Available records:
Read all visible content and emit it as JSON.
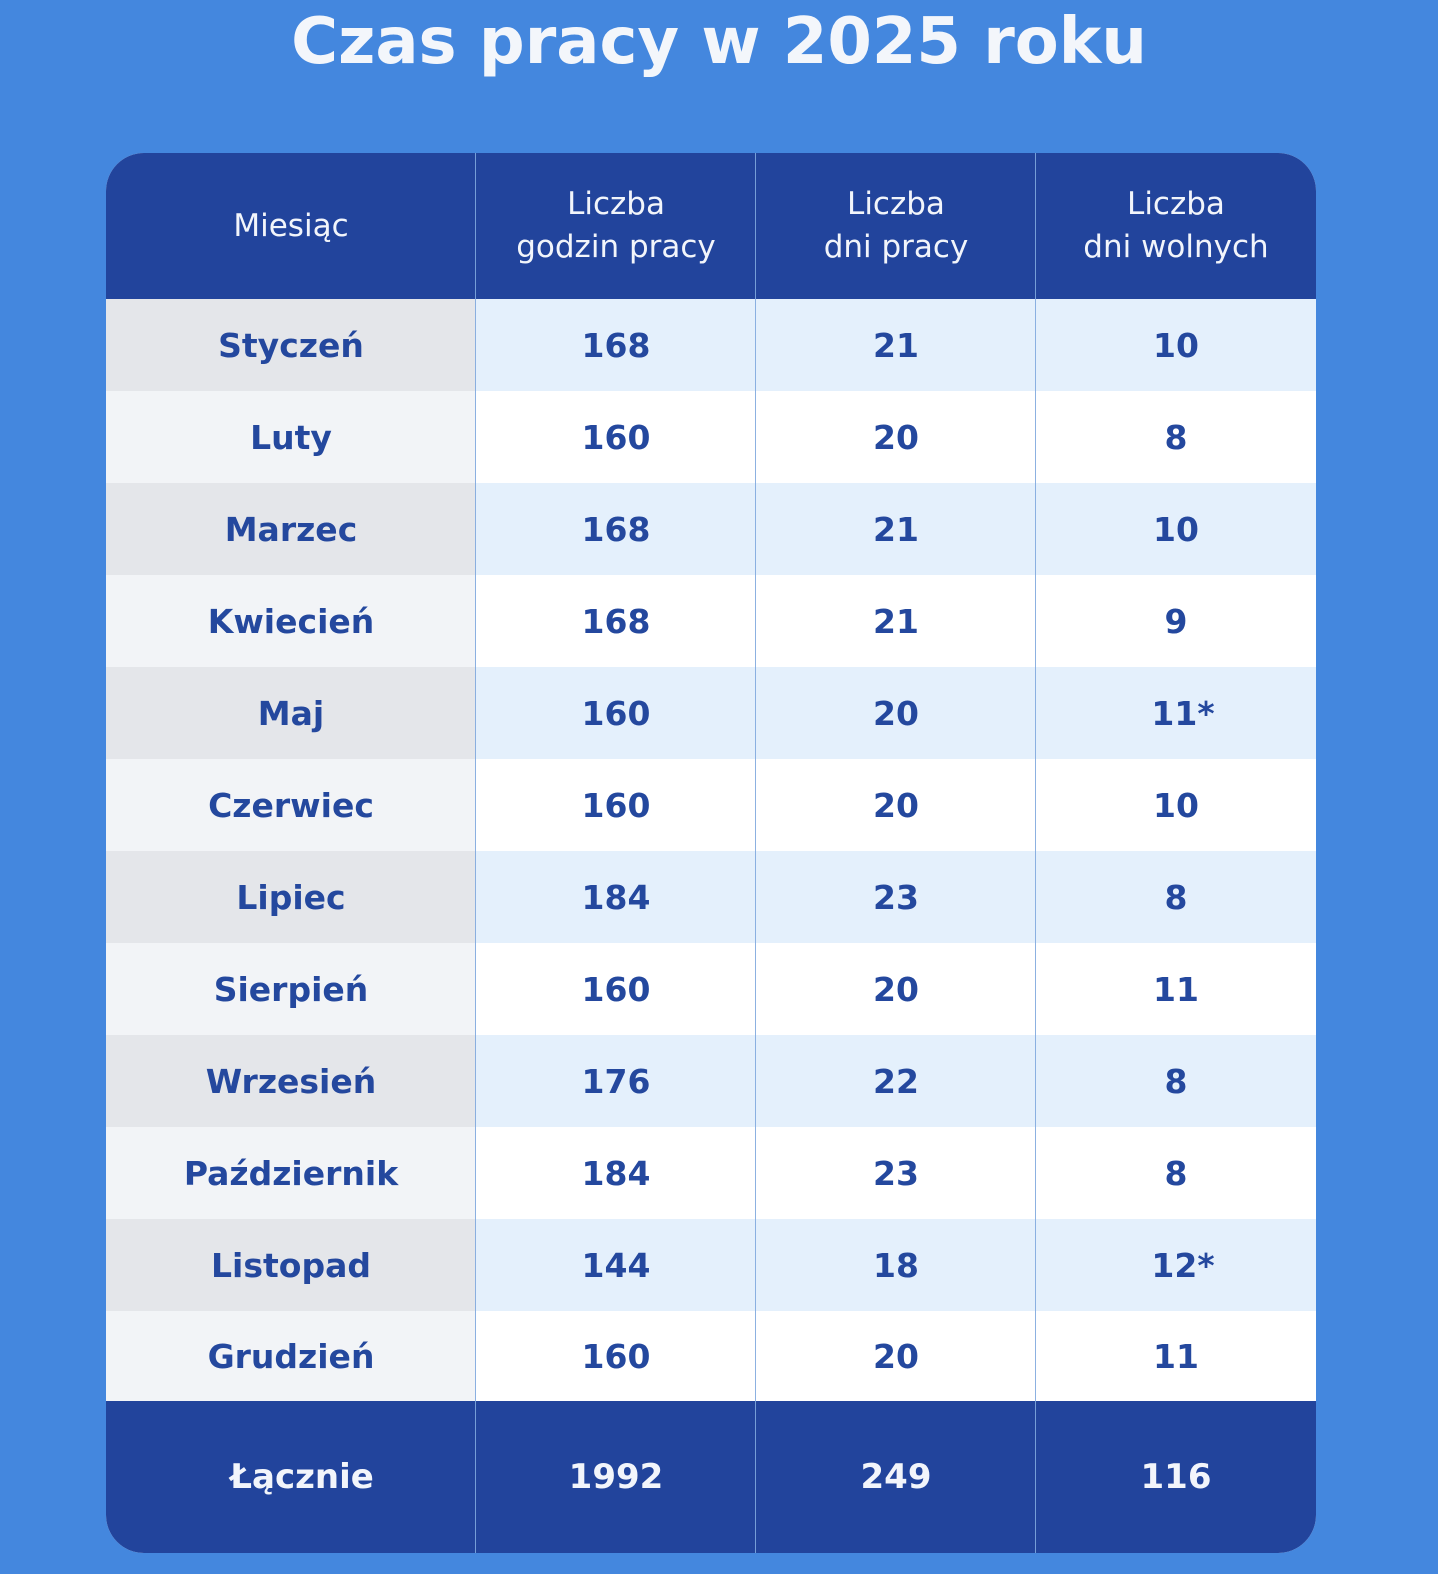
{
  "title": "Czas pracy w 2025 roku",
  "chart_data": {
    "type": "table",
    "title": "Czas pracy w 2025 roku",
    "columns": [
      "Miesiąc",
      "Liczba\ngodzin pracy",
      "Liczba\ndni pracy",
      "Liczba\ndni wolnych"
    ],
    "rows": [
      [
        "Styczeń",
        "168",
        "21",
        "10"
      ],
      [
        "Luty",
        "160",
        "20",
        "8"
      ],
      [
        "Marzec",
        "168",
        "21",
        "10"
      ],
      [
        "Kwiecień",
        "168",
        "21",
        "9"
      ],
      [
        "Maj",
        "160",
        "20",
        "11*"
      ],
      [
        "Czerwiec",
        "160",
        "20",
        "10"
      ],
      [
        "Lipiec",
        "184",
        "23",
        "8"
      ],
      [
        "Sierpień",
        "160",
        "20",
        "11"
      ],
      [
        "Wrzesień",
        "176",
        "22",
        "8"
      ],
      [
        "Październik",
        "184",
        "23",
        "8"
      ],
      [
        "Listopad",
        "144",
        "18",
        "12*"
      ],
      [
        "Grudzień",
        "160",
        "20",
        "11"
      ]
    ],
    "total": [
      "Łącznie",
      "1992",
      "249",
      "116"
    ]
  },
  "colors": {
    "background": "#4487de",
    "header": "#22449c",
    "text_dark": "#24489e",
    "row_alt_blue": "#e4f0fc",
    "row_alt_grey": "#e4e6ea"
  }
}
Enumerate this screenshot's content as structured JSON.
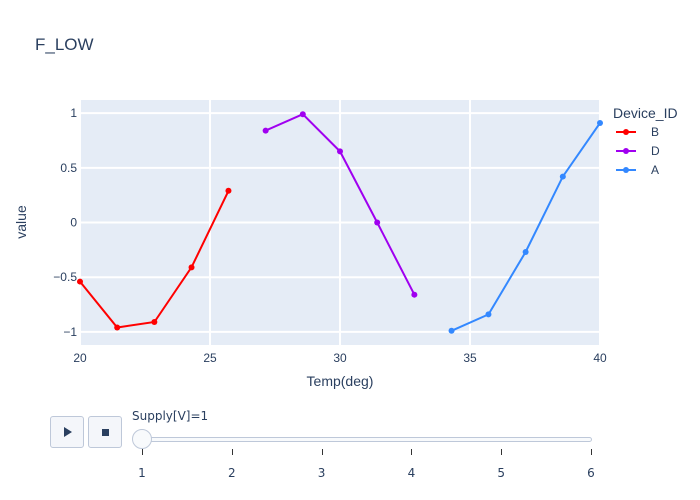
{
  "chart_data": {
    "type": "line",
    "title": "F_LOW",
    "xlabel": "Temp(deg)",
    "ylabel": "value",
    "xlim": [
      20,
      40
    ],
    "ylim": [
      -1.12,
      1.12
    ],
    "xticks": [
      20,
      25,
      30,
      35,
      40
    ],
    "xtick_labels": [
      "20",
      "25",
      "30",
      "35",
      "40"
    ],
    "yticks": [
      1,
      0.5,
      0,
      -0.5,
      -1
    ],
    "ytick_labels": [
      "1",
      "0.5",
      "0",
      "−0.5",
      "−1"
    ],
    "legend_title": "Device_ID",
    "legend_position": "right",
    "grid": true,
    "series": [
      {
        "name": "B",
        "color": "#ff0000",
        "x": [
          20.0,
          21.43,
          22.86,
          24.29,
          25.71
        ],
        "y": [
          -0.54,
          -0.96,
          -0.91,
          -0.41,
          0.29
        ]
      },
      {
        "name": "D",
        "color": "#a000f0",
        "x": [
          27.14,
          28.57,
          30.0,
          31.43,
          32.86
        ],
        "y": [
          0.84,
          0.99,
          0.65,
          0.0,
          -0.66
        ]
      },
      {
        "name": "A",
        "color": "#3388ff",
        "x": [
          34.29,
          35.71,
          37.14,
          38.57,
          40.0
        ],
        "y": [
          -0.99,
          -0.84,
          -0.27,
          0.42,
          0.91
        ]
      }
    ]
  },
  "slider": {
    "label": "Supply[V]=1",
    "value": 1,
    "steps": [
      "1",
      "2",
      "3",
      "4",
      "5",
      "6"
    ]
  },
  "controls": {
    "play_icon": "play-icon",
    "stop_icon": "stop-icon"
  }
}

What you will do:
Above are the entries; count how many of their lines contain the word "ndni" and give only that number.

Solved problem:
2